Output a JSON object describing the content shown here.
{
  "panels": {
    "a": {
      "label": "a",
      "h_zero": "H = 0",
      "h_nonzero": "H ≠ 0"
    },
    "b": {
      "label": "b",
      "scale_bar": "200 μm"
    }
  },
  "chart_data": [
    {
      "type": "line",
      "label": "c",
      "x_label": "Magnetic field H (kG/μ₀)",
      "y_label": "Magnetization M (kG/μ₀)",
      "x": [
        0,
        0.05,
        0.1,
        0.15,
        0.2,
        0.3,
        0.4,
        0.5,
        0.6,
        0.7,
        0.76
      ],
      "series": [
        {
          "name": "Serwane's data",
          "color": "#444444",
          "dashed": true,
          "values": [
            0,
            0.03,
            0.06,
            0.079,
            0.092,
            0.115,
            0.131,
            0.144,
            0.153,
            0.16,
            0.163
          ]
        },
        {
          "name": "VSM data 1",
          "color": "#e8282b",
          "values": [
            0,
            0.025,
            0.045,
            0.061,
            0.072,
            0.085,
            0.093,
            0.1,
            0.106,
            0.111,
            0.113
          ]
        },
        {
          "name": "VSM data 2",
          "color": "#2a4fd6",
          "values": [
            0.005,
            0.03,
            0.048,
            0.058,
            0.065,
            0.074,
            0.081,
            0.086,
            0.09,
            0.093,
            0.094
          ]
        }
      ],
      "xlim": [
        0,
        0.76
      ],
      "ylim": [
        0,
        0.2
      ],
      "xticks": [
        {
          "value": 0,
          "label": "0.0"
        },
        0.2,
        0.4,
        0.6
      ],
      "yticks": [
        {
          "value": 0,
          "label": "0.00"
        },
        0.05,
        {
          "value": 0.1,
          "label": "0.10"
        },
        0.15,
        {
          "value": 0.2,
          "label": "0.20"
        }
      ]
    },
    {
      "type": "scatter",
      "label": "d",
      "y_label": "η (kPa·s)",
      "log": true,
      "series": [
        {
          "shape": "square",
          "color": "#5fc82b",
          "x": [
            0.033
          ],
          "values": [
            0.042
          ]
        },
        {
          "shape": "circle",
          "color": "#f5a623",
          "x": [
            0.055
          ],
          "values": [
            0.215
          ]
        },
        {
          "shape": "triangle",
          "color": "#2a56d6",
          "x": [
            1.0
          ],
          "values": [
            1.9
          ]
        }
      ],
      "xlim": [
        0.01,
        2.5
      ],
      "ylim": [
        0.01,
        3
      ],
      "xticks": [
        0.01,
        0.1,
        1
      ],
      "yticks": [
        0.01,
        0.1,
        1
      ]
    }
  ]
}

####################

> [What is expected]:
Every record above should be output exactly.

> [Solution to the exercise]:
Output a JSON object describing the content shown here.
{
  "panels": {
    "a": {
      "label": "a",
      "h_zero": "H = 0",
      "h_nonzero": "H ≠ 0"
    },
    "b": {
      "label": "b",
      "scale_bar": "200 μm"
    }
  },
  "chart_data": [
    {
      "type": "line",
      "label": "c",
      "x_label": "Magnetic field H (kG/μ₀)",
      "y_label": "Magnetization M (kG/μ₀)",
      "x": [
        0,
        0.05,
        0.1,
        0.15,
        0.2,
        0.3,
        0.4,
        0.5,
        0.6,
        0.7,
        0.76
      ],
      "series": [
        {
          "name": "Serwane's data",
          "color": "#444444",
          "dashed": true,
          "values": [
            0,
            0.03,
            0.06,
            0.079,
            0.092,
            0.115,
            0.131,
            0.144,
            0.153,
            0.16,
            0.163
          ]
        },
        {
          "name": "VSM data 1",
          "color": "#e8282b",
          "values": [
            0,
            0.025,
            0.045,
            0.061,
            0.072,
            0.085,
            0.093,
            0.1,
            0.106,
            0.111,
            0.113
          ]
        },
        {
          "name": "VSM data 2",
          "color": "#2a4fd6",
          "values": [
            0.005,
            0.03,
            0.048,
            0.058,
            0.065,
            0.074,
            0.081,
            0.086,
            0.09,
            0.093,
            0.094
          ]
        }
      ],
      "xlim": [
        0,
        0.76
      ],
      "ylim": [
        0,
        0.2
      ],
      "xticks": [
        {
          "value": 0,
          "label": "0.0"
        },
        0.2,
        0.4,
        0.6
      ],
      "yticks": [
        {
          "value": 0,
          "label": "0.00"
        },
        0.05,
        {
          "value": 0.1,
          "label": "0.10"
        },
        0.15,
        {
          "value": 0.2,
          "label": "0.20"
        }
      ]
    },
    {
      "type": "scatter",
      "label": "d",
      "y_label": "η (kPa·s)",
      "log": true,
      "series": [
        {
          "shape": "square",
          "color": "#5fc82b",
          "x": [
            0.033
          ],
          "values": [
            0.042
          ]
        },
        {
          "shape": "circle",
          "color": "#f5a623",
          "x": [
            0.055
          ],
          "values": [
            0.215
          ]
        },
        {
          "shape": "triangle",
          "color": "#2a56d6",
          "x": [
            1.0
          ],
          "values": [
            1.9
          ]
        }
      ],
      "xlim": [
        0.01,
        2.5
      ],
      "ylim": [
        0.01,
        3
      ],
      "xticks": [
        0.01,
        0.1,
        1
      ],
      "yticks": [
        0.01,
        0.1,
        1
      ]
    }
  ]
}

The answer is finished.